DATA LISTING

--*--

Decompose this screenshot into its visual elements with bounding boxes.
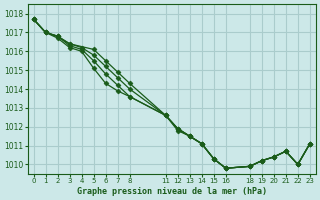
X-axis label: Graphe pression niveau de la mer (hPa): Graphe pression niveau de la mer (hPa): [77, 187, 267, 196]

--*--

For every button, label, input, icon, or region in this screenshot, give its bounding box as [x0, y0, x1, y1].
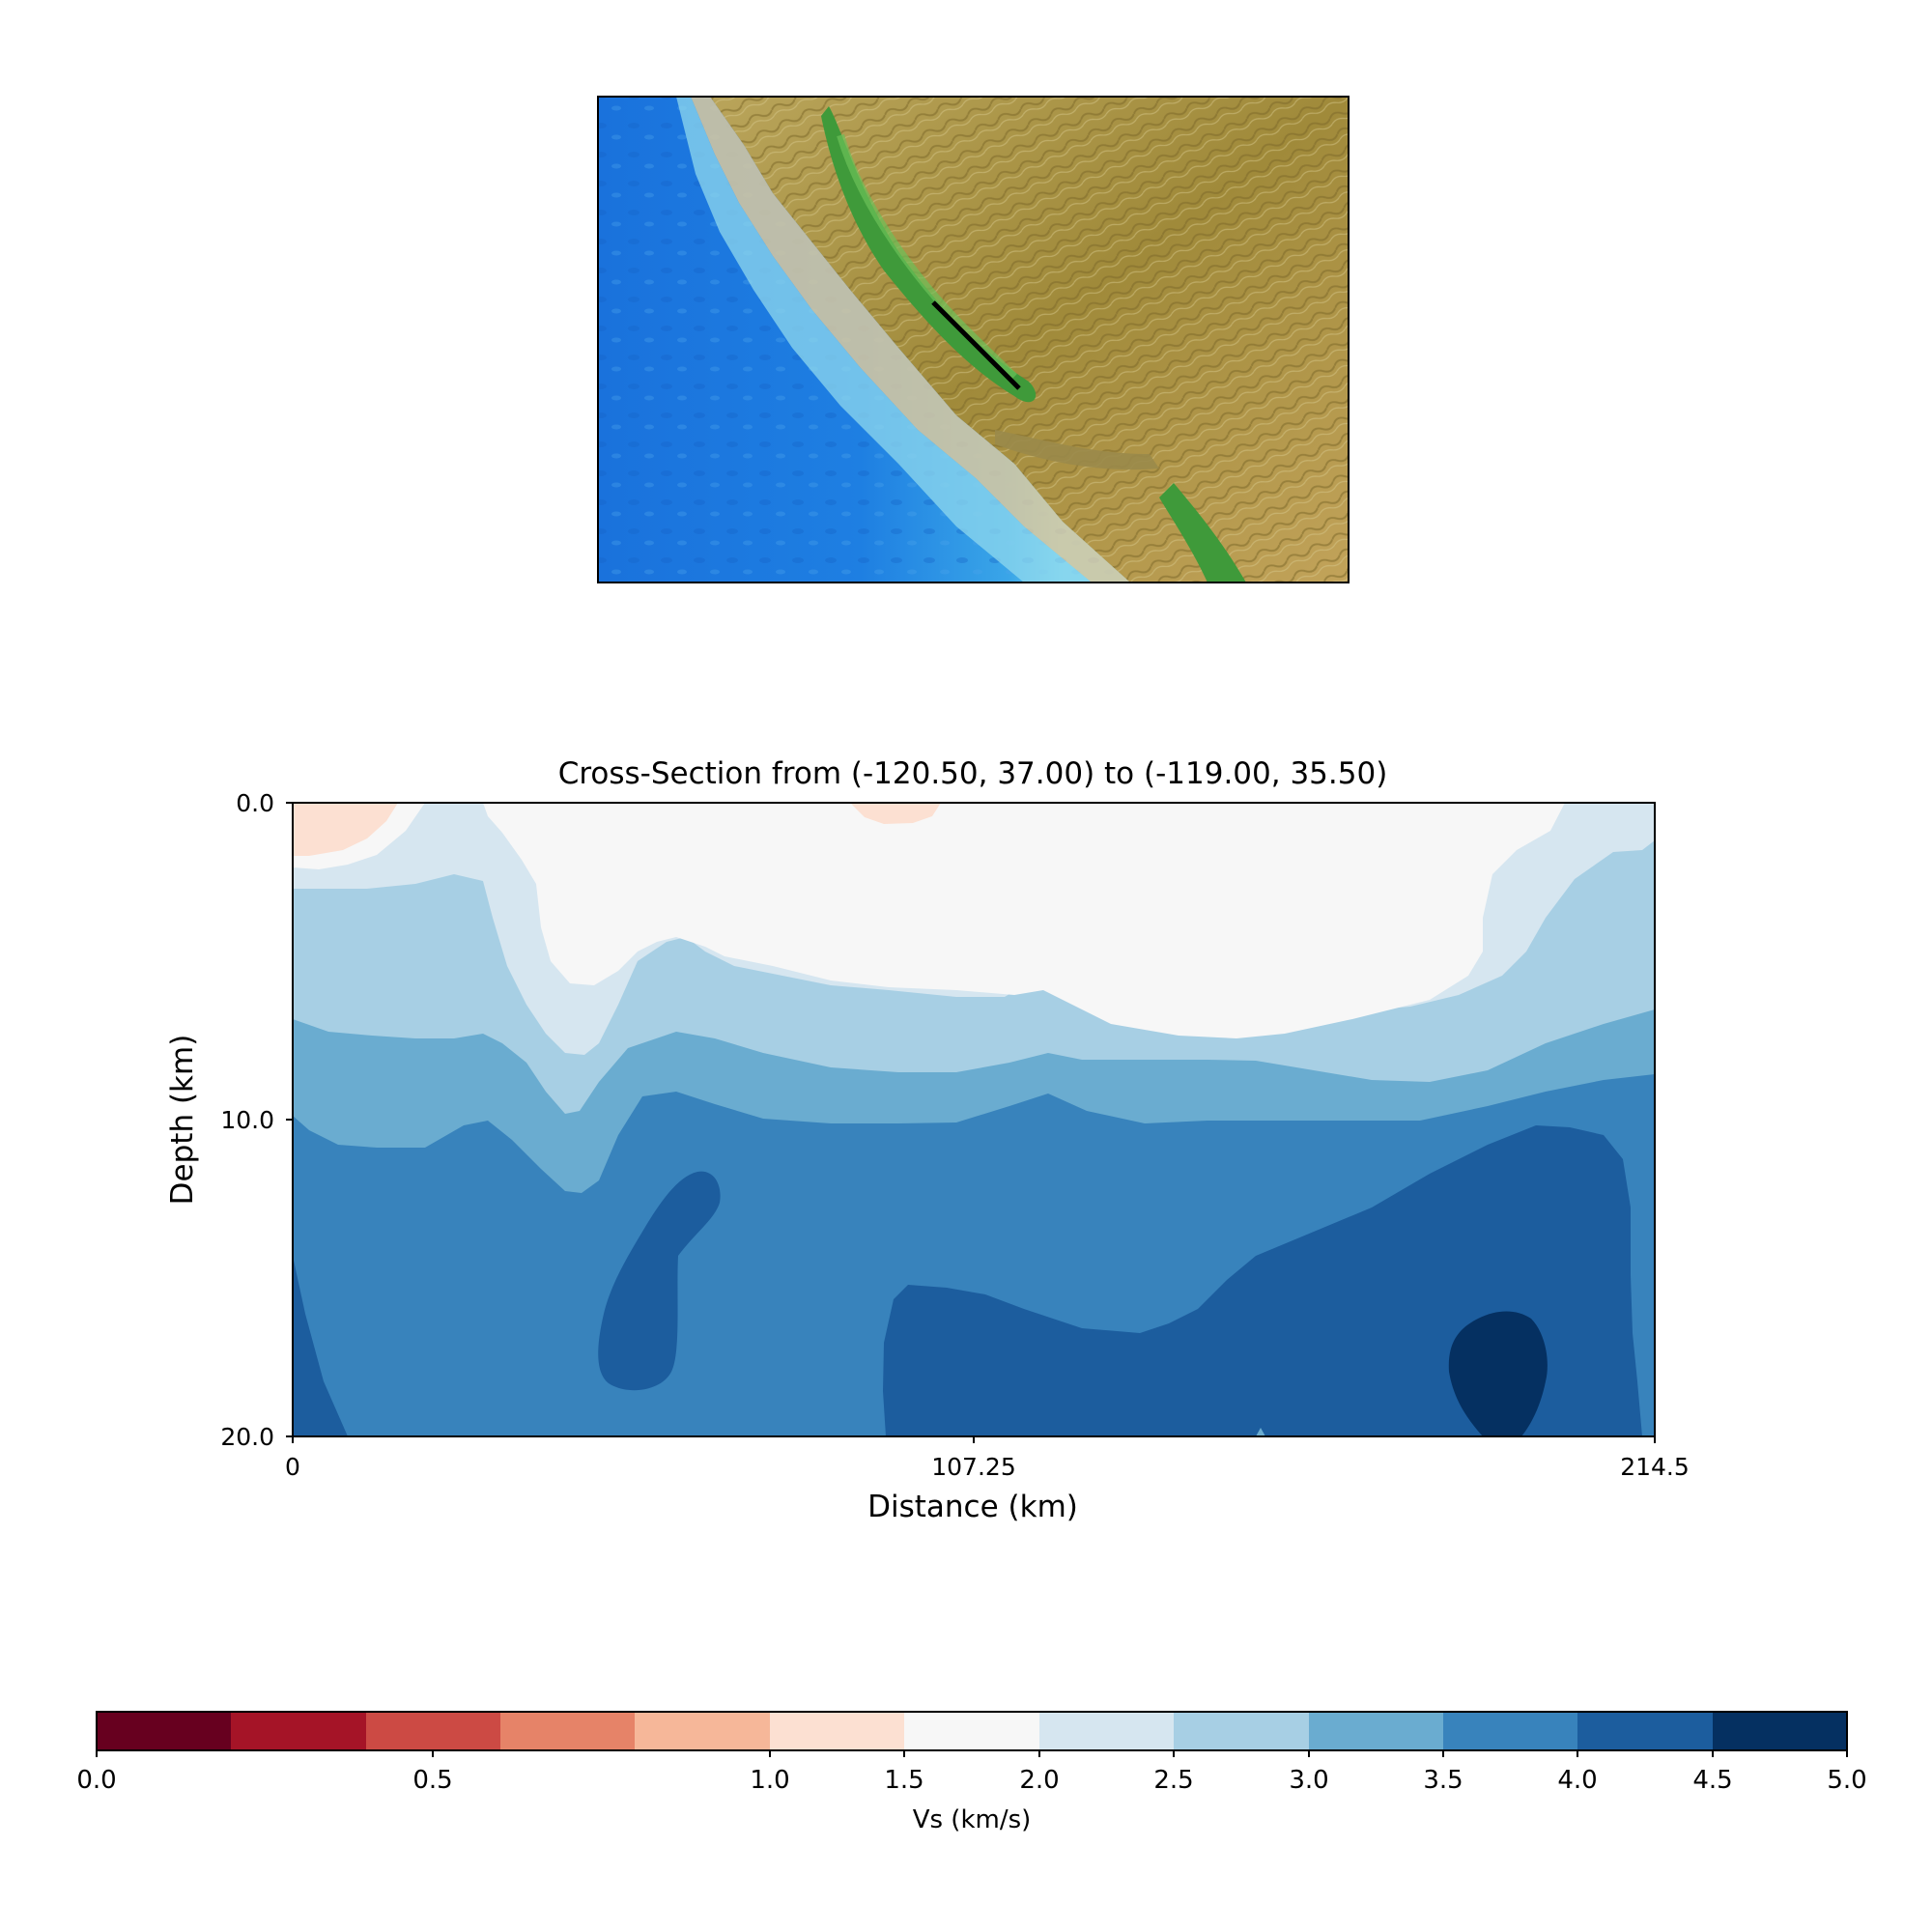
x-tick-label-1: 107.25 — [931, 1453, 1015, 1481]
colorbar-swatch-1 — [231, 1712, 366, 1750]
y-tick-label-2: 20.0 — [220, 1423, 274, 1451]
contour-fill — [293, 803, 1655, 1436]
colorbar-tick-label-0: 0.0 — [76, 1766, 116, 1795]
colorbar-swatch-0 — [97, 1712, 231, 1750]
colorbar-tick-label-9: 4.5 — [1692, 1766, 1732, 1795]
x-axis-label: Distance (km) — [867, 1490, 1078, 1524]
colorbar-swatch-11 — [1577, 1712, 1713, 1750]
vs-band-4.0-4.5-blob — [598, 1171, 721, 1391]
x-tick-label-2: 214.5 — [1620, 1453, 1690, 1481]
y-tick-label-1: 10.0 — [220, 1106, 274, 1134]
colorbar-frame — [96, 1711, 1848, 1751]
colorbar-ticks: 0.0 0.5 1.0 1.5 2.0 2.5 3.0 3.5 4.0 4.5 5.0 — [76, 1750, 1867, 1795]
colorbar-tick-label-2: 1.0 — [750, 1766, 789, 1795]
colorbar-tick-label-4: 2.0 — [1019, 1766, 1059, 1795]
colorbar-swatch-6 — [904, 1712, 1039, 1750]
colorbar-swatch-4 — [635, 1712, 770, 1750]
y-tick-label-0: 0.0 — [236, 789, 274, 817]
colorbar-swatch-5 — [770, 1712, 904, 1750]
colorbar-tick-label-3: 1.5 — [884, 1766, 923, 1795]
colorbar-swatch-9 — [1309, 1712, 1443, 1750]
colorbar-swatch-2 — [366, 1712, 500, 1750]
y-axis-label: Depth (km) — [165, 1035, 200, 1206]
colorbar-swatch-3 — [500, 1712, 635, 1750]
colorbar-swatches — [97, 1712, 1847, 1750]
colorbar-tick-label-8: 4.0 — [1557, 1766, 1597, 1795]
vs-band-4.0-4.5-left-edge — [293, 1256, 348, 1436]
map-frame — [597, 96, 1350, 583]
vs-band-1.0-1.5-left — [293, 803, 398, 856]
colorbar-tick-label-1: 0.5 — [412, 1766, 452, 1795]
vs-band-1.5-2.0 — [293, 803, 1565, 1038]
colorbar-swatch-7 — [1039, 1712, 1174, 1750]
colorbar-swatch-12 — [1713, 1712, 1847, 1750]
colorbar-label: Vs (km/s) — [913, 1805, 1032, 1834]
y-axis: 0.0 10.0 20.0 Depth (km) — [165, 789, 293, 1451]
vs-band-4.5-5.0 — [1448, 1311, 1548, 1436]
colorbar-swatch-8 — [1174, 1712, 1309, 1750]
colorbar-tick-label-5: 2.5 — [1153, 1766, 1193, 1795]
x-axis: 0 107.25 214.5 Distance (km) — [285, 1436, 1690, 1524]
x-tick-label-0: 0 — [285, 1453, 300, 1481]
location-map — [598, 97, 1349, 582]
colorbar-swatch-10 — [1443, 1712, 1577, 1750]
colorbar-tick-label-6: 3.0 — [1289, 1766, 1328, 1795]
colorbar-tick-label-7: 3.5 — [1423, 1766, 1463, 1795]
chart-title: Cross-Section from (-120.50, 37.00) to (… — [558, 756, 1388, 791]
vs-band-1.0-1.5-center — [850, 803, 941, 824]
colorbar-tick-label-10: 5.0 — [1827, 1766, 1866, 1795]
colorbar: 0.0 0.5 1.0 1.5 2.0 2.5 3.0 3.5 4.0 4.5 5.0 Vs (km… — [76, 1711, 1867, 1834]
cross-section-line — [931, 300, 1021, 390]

--*--

DIRECTION
Copy the records word for word, beginning at the line that contains "For every button, label, input, icon, or" and stopping after the line that contains "vs-band-1.5-2.0 — [293, 803, 1565, 1038]". Leave out the pictures.

ANSWER BELOW
For every button, label, input, icon, or region in this screenshot, give its bounding box as [x0, y0, x1, y1].
x-tick-label-1: 107.25 — [931, 1453, 1015, 1481]
colorbar-swatch-1 — [231, 1712, 366, 1750]
y-tick-label-2: 20.0 — [220, 1423, 274, 1451]
contour-fill — [293, 803, 1655, 1436]
colorbar-tick-label-0: 0.0 — [76, 1766, 116, 1795]
colorbar-swatch-0 — [97, 1712, 231, 1750]
colorbar-tick-label-9: 4.5 — [1692, 1766, 1732, 1795]
x-axis-label: Distance (km) — [867, 1490, 1078, 1524]
colorbar-swatch-11 — [1577, 1712, 1713, 1750]
vs-band-4.0-4.5-blob — [598, 1171, 721, 1391]
x-tick-label-2: 214.5 — [1620, 1453, 1690, 1481]
y-tick-label-1: 10.0 — [220, 1106, 274, 1134]
colorbar-frame — [96, 1711, 1848, 1751]
colorbar-ticks: 0.0 0.5 1.0 1.5 2.0 2.5 3.0 3.5 4.0 4.5 5.0 — [76, 1750, 1867, 1795]
colorbar-tick-label-2: 1.0 — [750, 1766, 789, 1795]
colorbar-tick-label-4: 2.0 — [1019, 1766, 1059, 1795]
colorbar-swatch-6 — [904, 1712, 1039, 1750]
colorbar-swatch-4 — [635, 1712, 770, 1750]
y-tick-label-0: 0.0 — [236, 789, 274, 817]
colorbar-swatch-5 — [770, 1712, 904, 1750]
colorbar-tick-label-3: 1.5 — [884, 1766, 923, 1795]
colorbar-swatch-9 — [1309, 1712, 1443, 1750]
colorbar-swatch-2 — [366, 1712, 500, 1750]
y-axis-label: Depth (km) — [165, 1035, 200, 1206]
colorbar-swatch-3 — [500, 1712, 635, 1750]
colorbar-swatches — [97, 1712, 1847, 1750]
colorbar-tick-label-8: 4.0 — [1557, 1766, 1597, 1795]
vs-band-4.0-4.5-left-edge — [293, 1256, 348, 1436]
map-frame — [597, 96, 1350, 583]
vs-band-1.0-1.5-left — [293, 803, 398, 856]
colorbar-tick-label-1: 0.5 — [412, 1766, 452, 1795]
vs-band-1.5-2.0 — [293, 803, 1565, 1038]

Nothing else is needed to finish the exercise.